_Short task_
Extract every line of the material below and reproduce it faithfully.

Excerpts from a figure dataset:
◇ ◇ ◇ ◇ ◇
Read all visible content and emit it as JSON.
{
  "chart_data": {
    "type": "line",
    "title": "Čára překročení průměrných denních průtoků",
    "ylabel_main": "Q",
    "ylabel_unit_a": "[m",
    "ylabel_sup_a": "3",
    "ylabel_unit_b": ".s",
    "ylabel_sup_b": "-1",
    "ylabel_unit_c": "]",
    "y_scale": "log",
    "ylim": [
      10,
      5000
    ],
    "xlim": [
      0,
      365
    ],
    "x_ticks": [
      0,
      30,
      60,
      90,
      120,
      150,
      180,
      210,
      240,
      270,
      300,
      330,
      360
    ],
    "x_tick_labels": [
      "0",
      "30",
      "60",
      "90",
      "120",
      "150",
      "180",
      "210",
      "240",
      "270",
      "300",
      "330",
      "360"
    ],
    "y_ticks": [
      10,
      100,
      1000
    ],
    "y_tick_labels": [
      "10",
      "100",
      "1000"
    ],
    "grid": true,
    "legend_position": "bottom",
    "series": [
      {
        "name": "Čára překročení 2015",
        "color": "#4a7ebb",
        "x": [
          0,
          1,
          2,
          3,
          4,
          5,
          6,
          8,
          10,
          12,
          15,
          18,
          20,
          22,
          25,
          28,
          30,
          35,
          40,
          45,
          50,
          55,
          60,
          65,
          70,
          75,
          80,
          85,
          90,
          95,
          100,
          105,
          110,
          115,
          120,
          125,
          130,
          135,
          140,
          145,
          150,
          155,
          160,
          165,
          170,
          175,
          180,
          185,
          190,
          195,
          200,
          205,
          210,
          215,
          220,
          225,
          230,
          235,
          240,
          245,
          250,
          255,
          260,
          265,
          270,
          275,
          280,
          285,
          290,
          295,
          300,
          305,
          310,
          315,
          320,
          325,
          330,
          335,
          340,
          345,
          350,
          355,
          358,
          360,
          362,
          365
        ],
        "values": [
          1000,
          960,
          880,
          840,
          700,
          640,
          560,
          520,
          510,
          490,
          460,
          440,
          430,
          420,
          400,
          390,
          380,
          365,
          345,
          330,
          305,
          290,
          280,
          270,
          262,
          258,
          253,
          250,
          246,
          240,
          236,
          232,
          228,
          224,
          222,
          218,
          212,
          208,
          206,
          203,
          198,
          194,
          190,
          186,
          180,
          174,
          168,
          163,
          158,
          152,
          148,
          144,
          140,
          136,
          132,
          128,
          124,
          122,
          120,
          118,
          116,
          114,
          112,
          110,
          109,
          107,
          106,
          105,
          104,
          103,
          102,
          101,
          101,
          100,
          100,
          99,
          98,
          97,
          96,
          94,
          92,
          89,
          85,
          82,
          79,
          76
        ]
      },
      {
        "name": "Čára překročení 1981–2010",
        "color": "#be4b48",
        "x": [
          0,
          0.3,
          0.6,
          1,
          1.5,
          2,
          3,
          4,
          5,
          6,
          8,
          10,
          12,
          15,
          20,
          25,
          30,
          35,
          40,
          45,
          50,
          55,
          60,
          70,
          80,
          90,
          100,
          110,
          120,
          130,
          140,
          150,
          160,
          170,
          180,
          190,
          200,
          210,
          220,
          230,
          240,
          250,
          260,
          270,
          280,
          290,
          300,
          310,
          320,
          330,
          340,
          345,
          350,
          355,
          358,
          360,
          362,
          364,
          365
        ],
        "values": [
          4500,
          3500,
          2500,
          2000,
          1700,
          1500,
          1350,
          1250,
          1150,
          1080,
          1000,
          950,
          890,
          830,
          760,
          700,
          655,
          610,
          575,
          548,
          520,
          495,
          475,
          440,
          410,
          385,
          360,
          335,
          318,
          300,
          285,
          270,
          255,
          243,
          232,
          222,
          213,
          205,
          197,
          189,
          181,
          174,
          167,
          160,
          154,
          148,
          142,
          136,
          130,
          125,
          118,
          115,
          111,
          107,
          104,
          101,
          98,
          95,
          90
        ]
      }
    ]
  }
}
◇ ◇ ◇ ◇ ◇
_Answer in full_
Read all visible content and emit it as JSON.
{
  "chart_data": {
    "type": "line",
    "title": "Čára překročení průměrných denních průtoků",
    "ylabel_main": "Q",
    "ylabel_unit_a": "[m",
    "ylabel_sup_a": "3",
    "ylabel_unit_b": ".s",
    "ylabel_sup_b": "-1",
    "ylabel_unit_c": "]",
    "y_scale": "log",
    "ylim": [
      10,
      5000
    ],
    "xlim": [
      0,
      365
    ],
    "x_ticks": [
      0,
      30,
      60,
      90,
      120,
      150,
      180,
      210,
      240,
      270,
      300,
      330,
      360
    ],
    "x_tick_labels": [
      "0",
      "30",
      "60",
      "90",
      "120",
      "150",
      "180",
      "210",
      "240",
      "270",
      "300",
      "330",
      "360"
    ],
    "y_ticks": [
      10,
      100,
      1000
    ],
    "y_tick_labels": [
      "10",
      "100",
      "1000"
    ],
    "grid": true,
    "legend_position": "bottom",
    "series": [
      {
        "name": "Čára překročení 2015",
        "color": "#4a7ebb",
        "x": [
          0,
          1,
          2,
          3,
          4,
          5,
          6,
          8,
          10,
          12,
          15,
          18,
          20,
          22,
          25,
          28,
          30,
          35,
          40,
          45,
          50,
          55,
          60,
          65,
          70,
          75,
          80,
          85,
          90,
          95,
          100,
          105,
          110,
          115,
          120,
          125,
          130,
          135,
          140,
          145,
          150,
          155,
          160,
          165,
          170,
          175,
          180,
          185,
          190,
          195,
          200,
          205,
          210,
          215,
          220,
          225,
          230,
          235,
          240,
          245,
          250,
          255,
          260,
          265,
          270,
          275,
          280,
          285,
          290,
          295,
          300,
          305,
          310,
          315,
          320,
          325,
          330,
          335,
          340,
          345,
          350,
          355,
          358,
          360,
          362,
          365
        ],
        "values": [
          1000,
          960,
          880,
          840,
          700,
          640,
          560,
          520,
          510,
          490,
          460,
          440,
          430,
          420,
          400,
          390,
          380,
          365,
          345,
          330,
          305,
          290,
          280,
          270,
          262,
          258,
          253,
          250,
          246,
          240,
          236,
          232,
          228,
          224,
          222,
          218,
          212,
          208,
          206,
          203,
          198,
          194,
          190,
          186,
          180,
          174,
          168,
          163,
          158,
          152,
          148,
          144,
          140,
          136,
          132,
          128,
          124,
          122,
          120,
          118,
          116,
          114,
          112,
          110,
          109,
          107,
          106,
          105,
          104,
          103,
          102,
          101,
          101,
          100,
          100,
          99,
          98,
          97,
          96,
          94,
          92,
          89,
          85,
          82,
          79,
          76
        ]
      },
      {
        "name": "Čára překročení 1981–2010",
        "color": "#be4b48",
        "x": [
          0,
          0.3,
          0.6,
          1,
          1.5,
          2,
          3,
          4,
          5,
          6,
          8,
          10,
          12,
          15,
          20,
          25,
          30,
          35,
          40,
          45,
          50,
          55,
          60,
          70,
          80,
          90,
          100,
          110,
          120,
          130,
          140,
          150,
          160,
          170,
          180,
          190,
          200,
          210,
          220,
          230,
          240,
          250,
          260,
          270,
          280,
          290,
          300,
          310,
          320,
          330,
          340,
          345,
          350,
          355,
          358,
          360,
          362,
          364,
          365
        ],
        "values": [
          4500,
          3500,
          2500,
          2000,
          1700,
          1500,
          1350,
          1250,
          1150,
          1080,
          1000,
          950,
          890,
          830,
          760,
          700,
          655,
          610,
          575,
          548,
          520,
          495,
          475,
          440,
          410,
          385,
          360,
          335,
          318,
          300,
          285,
          270,
          255,
          243,
          232,
          222,
          213,
          205,
          197,
          189,
          181,
          174,
          167,
          160,
          154,
          148,
          142,
          136,
          130,
          125,
          118,
          115,
          111,
          107,
          104,
          101,
          98,
          95,
          90
        ]
      }
    ]
  }
}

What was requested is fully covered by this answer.